Extracted data entries
┄┄┄┄┄┄

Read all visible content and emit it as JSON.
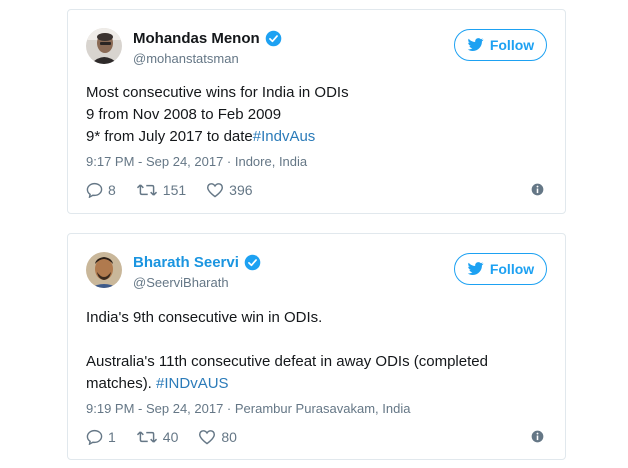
{
  "tweets": [
    {
      "author": {
        "name": "Mohandas Menon",
        "handle": "@mohanstatsman",
        "verified": true
      },
      "follow_label": "Follow",
      "lines": [
        "Most consecutive wins for India in ODIs",
        "9 from Nov 2008 to Feb 2009"
      ],
      "line3_text": "9* from July 2017 to date",
      "line3_hashtag": "#IndvAus",
      "meta": "9:17 PM - Sep 24, 2017 · Indore, India",
      "replies": "8",
      "retweets": "151",
      "likes": "396"
    },
    {
      "author": {
        "name": "Bharath Seervi",
        "handle": "@SeerviBharath",
        "verified": true
      },
      "follow_label": "Follow",
      "line1": "India's 9th consecutive win in ODIs.",
      "line2": "Australia's 11th consecutive defeat in away ODIs (completed",
      "line3_text": "matches). ",
      "line3_hashtag": "#INDvAUS",
      "meta": "9:19 PM - Sep 24, 2017 · Perambur Purasavakam, India",
      "replies": "1",
      "retweets": "40",
      "likes": "80"
    }
  ],
  "colors": {
    "twitter_blue": "#1da1f2",
    "link_blue": "#2b7bb9",
    "gray": "#657786",
    "border": "#e1e8ed"
  },
  "icons": [
    "verified-badge-icon",
    "twitter-bird-icon",
    "reply-icon",
    "retweet-icon",
    "like-heart-icon",
    "info-icon"
  ]
}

┄┄┄┄┄┄

Exercise details → Return the listing above unchanged, apart from dropping its pictures.

Exercise solution →
Read all visible content and emit it as JSON.
{
  "tweets": [
    {
      "author": {
        "name": "Mohandas Menon",
        "handle": "@mohanstatsman",
        "verified": true
      },
      "follow_label": "Follow",
      "lines": [
        "Most consecutive wins for India in ODIs",
        "9 from Nov 2008 to Feb 2009"
      ],
      "line3_text": "9* from July 2017 to date",
      "line3_hashtag": "#IndvAus",
      "meta": "9:17 PM - Sep 24, 2017 · Indore, India",
      "replies": "8",
      "retweets": "151",
      "likes": "396"
    },
    {
      "author": {
        "name": "Bharath Seervi",
        "handle": "@SeerviBharath",
        "verified": true
      },
      "follow_label": "Follow",
      "line1": "India's 9th consecutive win in ODIs.",
      "line2": "Australia's 11th consecutive defeat in away ODIs (completed",
      "line3_text": "matches). ",
      "line3_hashtag": "#INDvAUS",
      "meta": "9:19 PM - Sep 24, 2017 · Perambur Purasavakam, India",
      "replies": "1",
      "retweets": "40",
      "likes": "80"
    }
  ],
  "colors": {
    "twitter_blue": "#1da1f2",
    "link_blue": "#2b7bb9",
    "gray": "#657786",
    "border": "#e1e8ed"
  },
  "icons": [
    "verified-badge-icon",
    "twitter-bird-icon",
    "reply-icon",
    "retweet-icon",
    "like-heart-icon",
    "info-icon"
  ]
}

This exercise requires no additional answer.